▶ **YOUR TASK**:
Find and copy every line in the records that includes the string "Assistant".

[Collected data entries]
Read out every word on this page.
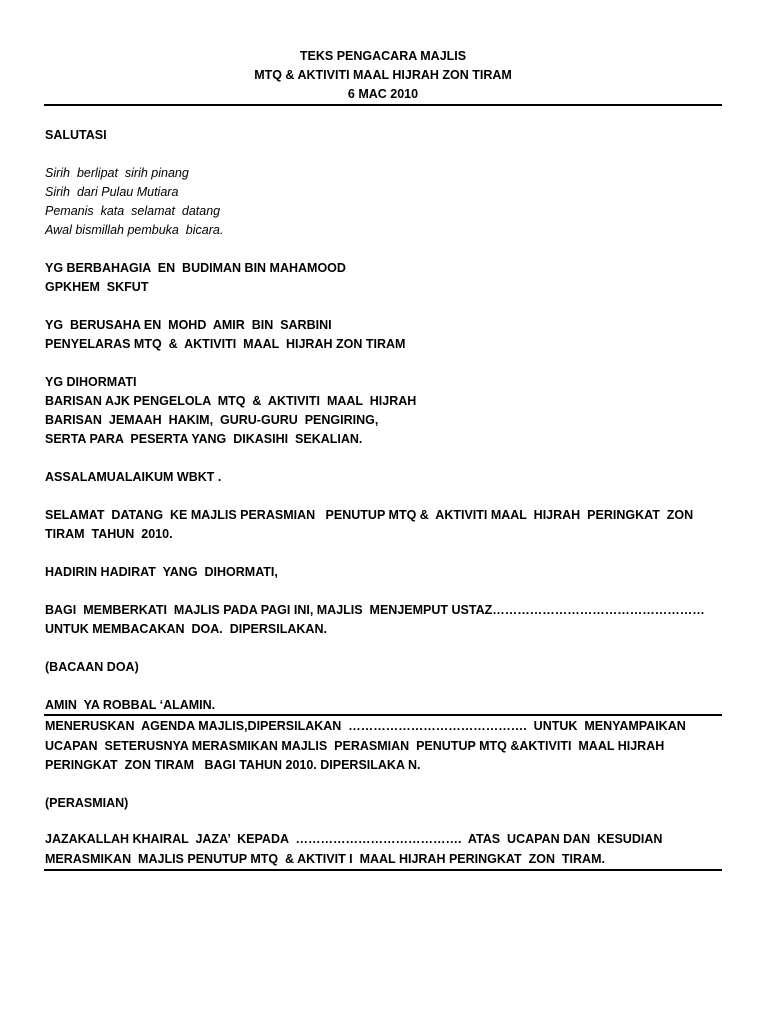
TEKS PENGACARA MAJLIS
MTQ & AKTIVITI MAAL HIJRAH ZON TIRAM
6 MAC 2010
SALUTASI
Sirih  berlipat  sirih pinang
Sirih  dari Pulau Mutiara
Pemanis  kata  selamat  datang
Awal bismillah pembuka  bicara.
YG BERBAHAGIA  EN  BUDIMAN BIN MAHAMOOD
GPKHEM  SKFUT
YG  BERUSAHA EN  MOHD  AMIR  BIN  SARBINI
PENYELARAS MTQ  &  AKTIVITI  MAAL  HIJRAH ZON TIRAM
YG DIHORMATI
BARISAN AJK PENGELOLA  MTQ  &  AKTIVITI  MAAL  HIJRAH
BARISAN  JEMAAH  HAKIM,  GURU-GURU  PENGIRING,
SERTA PARA  PESERTA YANG  DIKASIHI  SEKALIAN.
ASSALAMUALAIKUM WBKT .
SELAMAT  DATANG  KE MAJLIS PERASMIAN   PENUTUP MTQ &  AKTIVITI MAAL  HIJRAH  PERINGKAT  ZON
TIRAM  TAHUN  2010.
HADIRIN HADIRAT  YANG  DIHORMATI,
BAGI  MEMBERKATI  MAJLIS PADA PAGI INI, MAJLIS  MENJEMPUT USTAZ……………………………………………
UNTUK MEMBACAKAN  DOA.  DIPERSILAKAN.
(BACAAN DOA)
AMIN  YA ROBBAL ‘ALAMIN.
MENERUSKAN  AGENDA MAJLIS,DIPERSILAKAN  …………………………………….  UNTUK  MENYAMPAIKAN
UCAPAN  SETERUSNYA MERASMIKAN MAJLIS  PERASMIAN  PENUTUP MTQ &AKTIVITI  MAAL HIJRAH
PERINGKAT  ZON TIRAM   BAGI TAHUN 2010. DIPERSILAKA N.
(PERASMIAN)
JAZAKALLAH KHAIRAL  JAZA’  KEPADA  ………………………………….  ATAS  UCAPAN DAN  KESUDIAN
MERASMIKAN  MAJLIS PENUTUP MTQ  & AKTIVIT I  MAAL HIJRAH PERINGKAT  ZON  TIRAM.
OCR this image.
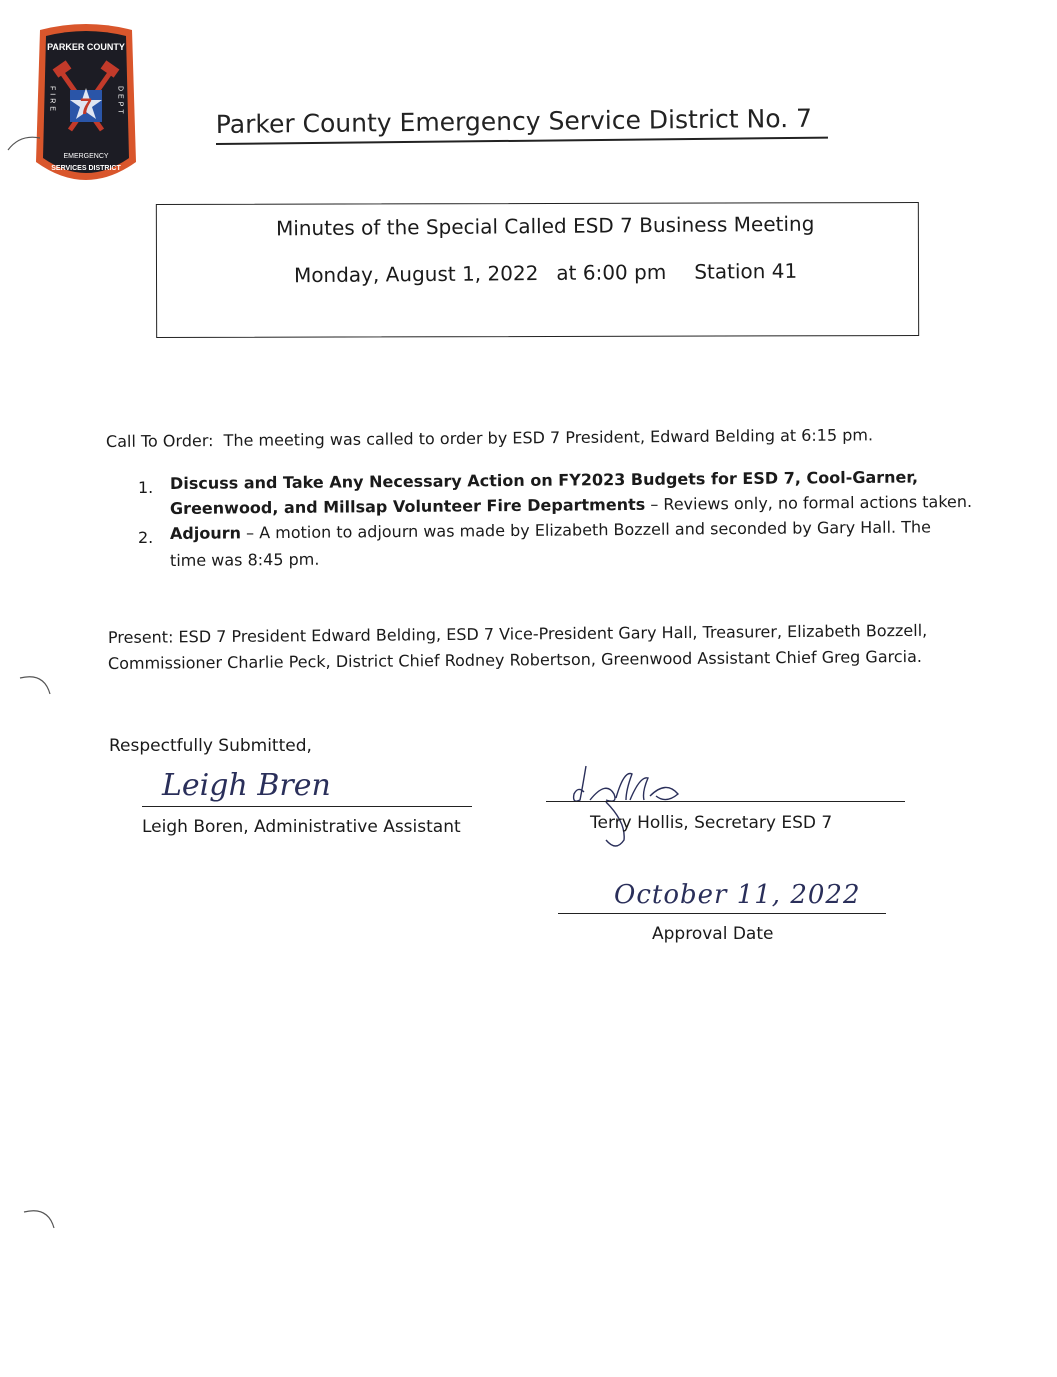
PARKER COUNTY
7
FIRE	DEPT
EMERGENCY
SERVICES DISTRICT
Parker County Emergency Service District No. 7
Minutes of the Special Called ESD 7 Business Meeting
Monday, August 1, 2022 at 6:00 pm Station 41
Call To Order: The meeting was called to order by ESD 7 President, Edward Belding at 6:15 pm.
1. Discuss and Take Any Necessary Action on FY2023 Budgets for ESD 7, Cool-Garner,
Greenwood, and Millsap Volunteer Fire Departments – Reviews only, no formal actions taken.
2. Adjourn – A motion to adjourn was made by Elizabeth Bozzell and seconded by Gary Hall. The
time was 8:45 pm.
Present: ESD 7 President Edward Belding, ESD 7 Vice-President Gary Hall, Treasurer, Elizabeth Bozzell,
Commissioner Charlie Peck, District Chief Rodney Robertson, Greenwood Assistant Chief Greg Garcia.
Respectfully Submitted,
Leigh Bren
Leigh Boren, Administrative Assistant	Terry Hollis, Secretary ESD 7
October 11, 2022
Approval Date
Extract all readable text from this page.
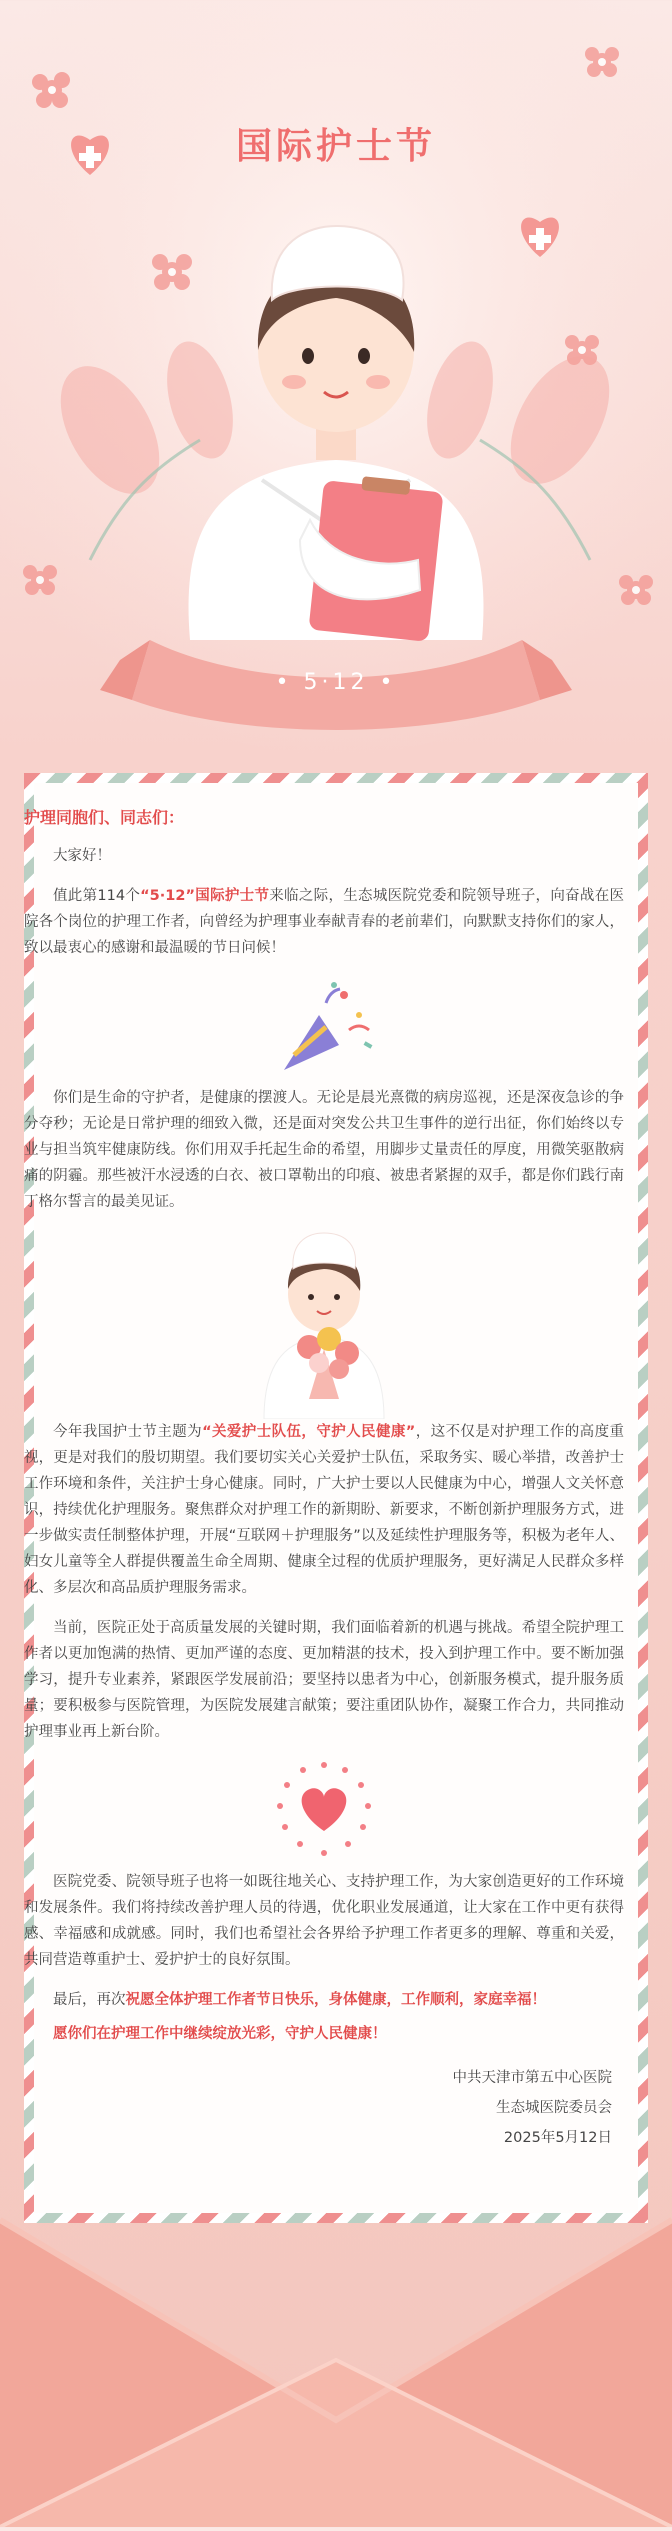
国际护士节
• 5·12 •

护理同胞们、同志们：

大家好！

值此第114个“5·12”国际护士节来临之际，生态城医院党委和院领导班子，向奋战在医院各个岗位的护理工作者，向曾经为护理事业奉献青春的老前辈们，向默默支持你们的家人，致以最衷心的感谢和最温暖的节日问候！

你们是生命的守护者，是健康的摆渡人。无论是晨光熹微的病房巡视，还是深夜急诊的争分夺秒；无论是日常护理的细致入微，还是面对突发公共卫生事件的逆行出征，你们始终以专业与担当筑牢健康防线。你们用双手托起生命的希望，用脚步丈量责任的厚度，用微笑驱散病痛的阴霾。那些被汗水浸透的白衣、被口罩勒出的印痕、被患者紧握的双手，都是你们践行南丁格尔誓言的最美见证。

今年我国护士节主题为“关爱护士队伍，守护人民健康”，这不仅是对护理工作的高度重视，更是对我们的殷切期望。我们要切实关心关爱护士队伍，采取务实、暖心举措，改善护士工作环境和条件，关注护士身心健康。同时，广大护士要以人民健康为中心，增强人文关怀意识，持续优化护理服务。聚焦群众对护理工作的新期盼、新要求，不断创新护理服务方式，进一步做实责任制整体护理，开展“互联网＋护理服务”以及延续性护理服务等，积极为老年人、妇女儿童等全人群提供覆盖生命全周期、健康全过程的优质护理服务，更好满足人民群众多样化、多层次和高品质护理服务需求。

当前，医院正处于高质量发展的关键时期，我们面临着新的机遇与挑战。希望全院护理工作者以更加饱满的热情、更加严谨的态度、更加精湛的技术，投入到护理工作中。要不断加强学习，提升专业素养，紧跟医学发展前沿；要坚持以患者为中心，创新服务模式，提升服务质量；要积极参与医院管理，为医院发展建言献策；要注重团队协作，凝聚工作合力，共同推动护理事业再上新台阶。

医院党委、院领导班子也将一如既往地关心、支持护理工作，为大家创造更好的工作环境和发展条件。我们将持续改善护理人员的待遇，优化职业发展通道，让大家在工作中更有获得感、幸福感和成就感。同时，我们也希望社会各界给予护理工作者更多的理解、尊重和关爱，共同营造尊重护士、爱护护士的良好氛围。

最后，再次祝愿全体护理工作者节日快乐，身体健康，工作顺利，家庭幸福！

愿你们在护理工作中继续绽放光彩，守护人民健康！

中共天津市第五中心医院
生态城医院委员会
2025年5月12日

▶ **OUTPUT OF THE TASK**:
Commissioner Charlie Peck, District Chief Rodney Robertson, Greenwood Assistant Chief Greg Garcia.
Leigh Boren, Administrative Assistant	Terry Hollis, Secretary ESD 7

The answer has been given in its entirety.